━━━ SUPPLIED MATERIAL
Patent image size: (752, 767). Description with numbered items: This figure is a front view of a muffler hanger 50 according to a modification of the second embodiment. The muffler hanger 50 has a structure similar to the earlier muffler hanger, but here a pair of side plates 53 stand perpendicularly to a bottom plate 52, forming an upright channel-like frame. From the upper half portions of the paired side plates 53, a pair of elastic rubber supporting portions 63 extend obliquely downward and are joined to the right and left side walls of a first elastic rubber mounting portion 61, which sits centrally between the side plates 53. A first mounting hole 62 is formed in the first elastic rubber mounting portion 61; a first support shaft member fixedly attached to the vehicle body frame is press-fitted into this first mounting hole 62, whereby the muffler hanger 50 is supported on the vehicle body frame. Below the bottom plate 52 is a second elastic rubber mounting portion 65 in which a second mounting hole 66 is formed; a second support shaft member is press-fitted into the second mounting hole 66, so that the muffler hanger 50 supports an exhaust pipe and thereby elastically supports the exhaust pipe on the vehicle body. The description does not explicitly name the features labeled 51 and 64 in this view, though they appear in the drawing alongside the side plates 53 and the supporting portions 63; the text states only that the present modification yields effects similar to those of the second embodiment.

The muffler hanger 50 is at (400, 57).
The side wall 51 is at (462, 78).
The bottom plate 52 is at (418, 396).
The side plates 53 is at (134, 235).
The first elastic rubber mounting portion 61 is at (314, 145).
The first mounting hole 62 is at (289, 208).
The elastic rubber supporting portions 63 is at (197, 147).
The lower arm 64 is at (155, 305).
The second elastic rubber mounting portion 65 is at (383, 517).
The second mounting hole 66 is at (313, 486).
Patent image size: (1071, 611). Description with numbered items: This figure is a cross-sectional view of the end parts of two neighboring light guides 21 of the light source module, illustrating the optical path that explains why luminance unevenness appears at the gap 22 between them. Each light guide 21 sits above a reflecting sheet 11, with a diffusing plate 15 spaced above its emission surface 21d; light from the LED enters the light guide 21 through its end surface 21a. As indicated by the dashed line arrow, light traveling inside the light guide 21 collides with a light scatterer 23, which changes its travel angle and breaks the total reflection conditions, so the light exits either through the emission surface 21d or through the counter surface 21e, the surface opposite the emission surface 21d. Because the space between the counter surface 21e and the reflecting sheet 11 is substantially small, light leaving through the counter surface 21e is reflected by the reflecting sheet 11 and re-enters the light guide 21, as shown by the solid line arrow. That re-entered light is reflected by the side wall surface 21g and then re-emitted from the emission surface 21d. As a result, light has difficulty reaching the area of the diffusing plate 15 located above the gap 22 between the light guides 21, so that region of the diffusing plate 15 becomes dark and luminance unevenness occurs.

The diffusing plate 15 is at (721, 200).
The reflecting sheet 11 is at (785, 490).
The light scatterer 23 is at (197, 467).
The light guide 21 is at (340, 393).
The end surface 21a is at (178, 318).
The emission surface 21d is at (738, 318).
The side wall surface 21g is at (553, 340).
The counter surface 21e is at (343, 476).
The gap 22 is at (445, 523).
━━━━━━
**BRIEF**
Rewrite the items from the line with "Patent image size: (1071, 611)." to the line with "The emission surface 21d is at (738, 318).", replacing "luminance unevenness" with "brightness unevenness" and leaving everything else unchanged.

**WORKED ANSWER**
Patent image size: (1071, 611). Description with numbered items: This figure is a cross-sectional view of the end parts of two neighboring light guides 21 of the light source module, illustrating the optical path that explains why brightness unevenness appears at the gap 22 between them. Each light guide 21 sits above a reflecting sheet 11, with a diffusing plate 15 spaced above its emission surface 21d; light from the LED enters the light guide 21 through its end surface 21a. As indicated by the dashed line arrow, light traveling inside the light guide 21 collides with a light scatterer 23, which changes its travel angle and breaks the total reflection conditions, so the light exits either through the emission surface 21d or through the counter surface 21e, the surface opposite the emission surface 21d. Because the space between the counter surface 21e and the reflecting sheet 11 is substantially small, light leaving through the counter surface 21e is reflected by the reflecting sheet 11 and re-enters the light guide 21, as shown by the solid line arrow. That re-entered light is reflected by the side wall surface 21g and then re-emitted from the emission surface 21d. As a result, light has difficulty reaching the area of the diffusing plate 15 located above the gap 22 between the light guides 21, so that region of the diffusing plate 15 becomes dark and brightness unevenness occurs.

The diffusing plate 15 is at (721, 200).
The reflecting sheet 11 is at (785, 490).
The light scatterer 23 is at (197, 467).
The light guide 21 is at (340, 393).
The end surface 21a is at (178, 318).
The emission surface 21d is at (738, 318).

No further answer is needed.